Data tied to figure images
>> begin

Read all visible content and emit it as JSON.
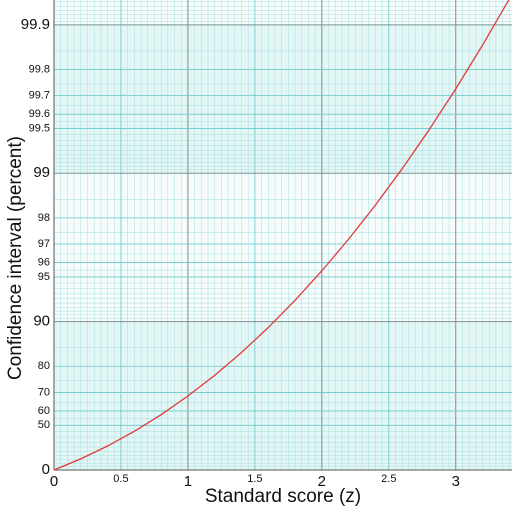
{
  "chart_data": {
    "type": "line",
    "x_label": "Standard score (z)",
    "y_label": "Confidence interval (percent)",
    "yscale": "log-complement",
    "grid": true,
    "x": [
      0,
      0.2,
      0.4,
      0.6,
      0.8,
      1.0,
      1.2,
      1.4,
      1.6,
      1.8,
      2.0,
      2.2,
      2.4,
      2.6,
      2.8,
      3.0,
      3.2,
      3.4
    ],
    "series": [
      {
        "color": "#e23a3a",
        "values": [
          0,
          15.85,
          31.08,
          45.15,
          57.63,
          68.27,
          76.99,
          83.85,
          89.04,
          92.81,
          95.45,
          97.22,
          98.36,
          99.068,
          99.489,
          99.73,
          99.863,
          99.933
        ]
      }
    ],
    "xlim": [
      0,
      3.42
    ],
    "ylim": [
      0,
      99.932
    ],
    "xticks": [
      0,
      0.5,
      1,
      1.5,
      2,
      2.5,
      3
    ],
    "yticks": [
      0,
      50,
      60,
      70,
      80,
      90,
      95,
      96,
      97,
      98,
      99,
      99.5,
      99.6,
      99.7,
      99.8,
      99.9
    ]
  }
}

>> end

WHAT YOU NEED TO DO: Repeat each record exactly as shown above, dropping all images.

CORRECT OUTPUT:
Read all visible content and emit it as JSON.
{
  "chart_data": {
    "type": "line",
    "x_label": "Standard score (z)",
    "y_label": "Confidence interval (percent)",
    "yscale": "log-complement",
    "grid": true,
    "x": [
      0,
      0.2,
      0.4,
      0.6,
      0.8,
      1.0,
      1.2,
      1.4,
      1.6,
      1.8,
      2.0,
      2.2,
      2.4,
      2.6,
      2.8,
      3.0,
      3.2,
      3.4
    ],
    "series": [
      {
        "color": "#e23a3a",
        "values": [
          0,
          15.85,
          31.08,
          45.15,
          57.63,
          68.27,
          76.99,
          83.85,
          89.04,
          92.81,
          95.45,
          97.22,
          98.36,
          99.068,
          99.489,
          99.73,
          99.863,
          99.933
        ]
      }
    ],
    "xlim": [
      0,
      3.42
    ],
    "ylim": [
      0,
      99.932
    ],
    "xticks": [
      0,
      0.5,
      1,
      1.5,
      2,
      2.5,
      3
    ],
    "yticks": [
      0,
      50,
      60,
      70,
      80,
      90,
      95,
      96,
      97,
      98,
      99,
      99.5,
      99.6,
      99.7,
      99.8,
      99.9
    ]
  }
}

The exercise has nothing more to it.